PROVIDED MATERIAL:

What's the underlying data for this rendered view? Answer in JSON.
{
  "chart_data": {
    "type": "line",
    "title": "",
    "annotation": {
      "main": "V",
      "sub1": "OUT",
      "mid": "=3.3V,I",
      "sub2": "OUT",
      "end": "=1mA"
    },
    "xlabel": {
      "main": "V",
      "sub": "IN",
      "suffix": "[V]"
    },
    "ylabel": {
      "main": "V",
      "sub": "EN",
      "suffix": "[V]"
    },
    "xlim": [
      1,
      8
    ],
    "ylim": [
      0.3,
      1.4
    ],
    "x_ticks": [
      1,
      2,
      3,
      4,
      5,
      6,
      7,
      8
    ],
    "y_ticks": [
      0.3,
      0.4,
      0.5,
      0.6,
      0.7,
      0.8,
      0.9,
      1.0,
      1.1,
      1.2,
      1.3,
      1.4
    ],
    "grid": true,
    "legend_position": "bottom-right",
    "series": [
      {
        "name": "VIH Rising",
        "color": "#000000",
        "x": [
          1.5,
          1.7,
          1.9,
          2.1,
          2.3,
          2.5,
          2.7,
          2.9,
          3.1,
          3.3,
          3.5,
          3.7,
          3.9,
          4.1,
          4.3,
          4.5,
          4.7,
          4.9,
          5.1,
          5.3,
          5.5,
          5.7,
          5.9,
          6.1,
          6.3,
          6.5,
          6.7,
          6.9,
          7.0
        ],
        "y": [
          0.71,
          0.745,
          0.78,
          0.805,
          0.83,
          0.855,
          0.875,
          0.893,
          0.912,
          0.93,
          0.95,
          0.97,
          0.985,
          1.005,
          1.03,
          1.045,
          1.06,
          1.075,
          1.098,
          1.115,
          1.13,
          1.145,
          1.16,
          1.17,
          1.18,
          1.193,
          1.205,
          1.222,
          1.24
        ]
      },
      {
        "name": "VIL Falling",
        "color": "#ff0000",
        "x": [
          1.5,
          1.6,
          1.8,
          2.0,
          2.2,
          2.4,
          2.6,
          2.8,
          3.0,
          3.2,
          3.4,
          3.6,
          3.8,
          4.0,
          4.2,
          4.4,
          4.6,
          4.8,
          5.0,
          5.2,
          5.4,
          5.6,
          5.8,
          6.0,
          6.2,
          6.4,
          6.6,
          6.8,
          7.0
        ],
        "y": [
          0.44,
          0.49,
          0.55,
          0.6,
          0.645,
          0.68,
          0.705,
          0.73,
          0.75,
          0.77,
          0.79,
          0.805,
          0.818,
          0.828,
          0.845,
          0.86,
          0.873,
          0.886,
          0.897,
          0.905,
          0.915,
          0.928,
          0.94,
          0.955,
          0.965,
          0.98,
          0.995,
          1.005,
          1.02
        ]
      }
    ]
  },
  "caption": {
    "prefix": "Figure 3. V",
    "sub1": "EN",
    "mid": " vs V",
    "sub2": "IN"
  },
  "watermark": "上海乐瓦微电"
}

WORK REQUIRED: Make an exact copy of the data above.

OUTPUT OF THE TASK:
What's the underlying data for this rendered view? Answer in JSON.
{
  "chart_data": {
    "type": "line",
    "title": "",
    "annotation": {
      "main": "V",
      "sub1": "OUT",
      "mid": "=3.3V,I",
      "sub2": "OUT",
      "end": "=1mA"
    },
    "xlabel": {
      "main": "V",
      "sub": "IN",
      "suffix": "[V]"
    },
    "ylabel": {
      "main": "V",
      "sub": "EN",
      "suffix": "[V]"
    },
    "xlim": [
      1,
      8
    ],
    "ylim": [
      0.3,
      1.4
    ],
    "x_ticks": [
      1,
      2,
      3,
      4,
      5,
      6,
      7,
      8
    ],
    "y_ticks": [
      0.3,
      0.4,
      0.5,
      0.6,
      0.7,
      0.8,
      0.9,
      1.0,
      1.1,
      1.2,
      1.3,
      1.4
    ],
    "grid": true,
    "legend_position": "bottom-right",
    "series": [
      {
        "name": "VIH Rising",
        "color": "#000000",
        "x": [
          1.5,
          1.7,
          1.9,
          2.1,
          2.3,
          2.5,
          2.7,
          2.9,
          3.1,
          3.3,
          3.5,
          3.7,
          3.9,
          4.1,
          4.3,
          4.5,
          4.7,
          4.9,
          5.1,
          5.3,
          5.5,
          5.7,
          5.9,
          6.1,
          6.3,
          6.5,
          6.7,
          6.9,
          7.0
        ],
        "y": [
          0.71,
          0.745,
          0.78,
          0.805,
          0.83,
          0.855,
          0.875,
          0.893,
          0.912,
          0.93,
          0.95,
          0.97,
          0.985,
          1.005,
          1.03,
          1.045,
          1.06,
          1.075,
          1.098,
          1.115,
          1.13,
          1.145,
          1.16,
          1.17,
          1.18,
          1.193,
          1.205,
          1.222,
          1.24
        ]
      },
      {
        "name": "VIL Falling",
        "color": "#ff0000",
        "x": [
          1.5,
          1.6,
          1.8,
          2.0,
          2.2,
          2.4,
          2.6,
          2.8,
          3.0,
          3.2,
          3.4,
          3.6,
          3.8,
          4.0,
          4.2,
          4.4,
          4.6,
          4.8,
          5.0,
          5.2,
          5.4,
          5.6,
          5.8,
          6.0,
          6.2,
          6.4,
          6.6,
          6.8,
          7.0
        ],
        "y": [
          0.44,
          0.49,
          0.55,
          0.6,
          0.645,
          0.68,
          0.705,
          0.73,
          0.75,
          0.77,
          0.79,
          0.805,
          0.818,
          0.828,
          0.845,
          0.86,
          0.873,
          0.886,
          0.897,
          0.905,
          0.915,
          0.928,
          0.94,
          0.955,
          0.965,
          0.98,
          0.995,
          1.005,
          1.02
        ]
      }
    ]
  },
  "caption": {
    "prefix": "Figure 3. V",
    "sub1": "EN",
    "mid": " vs V",
    "sub2": "IN"
  },
  "watermark": "上海乐瓦微电"
}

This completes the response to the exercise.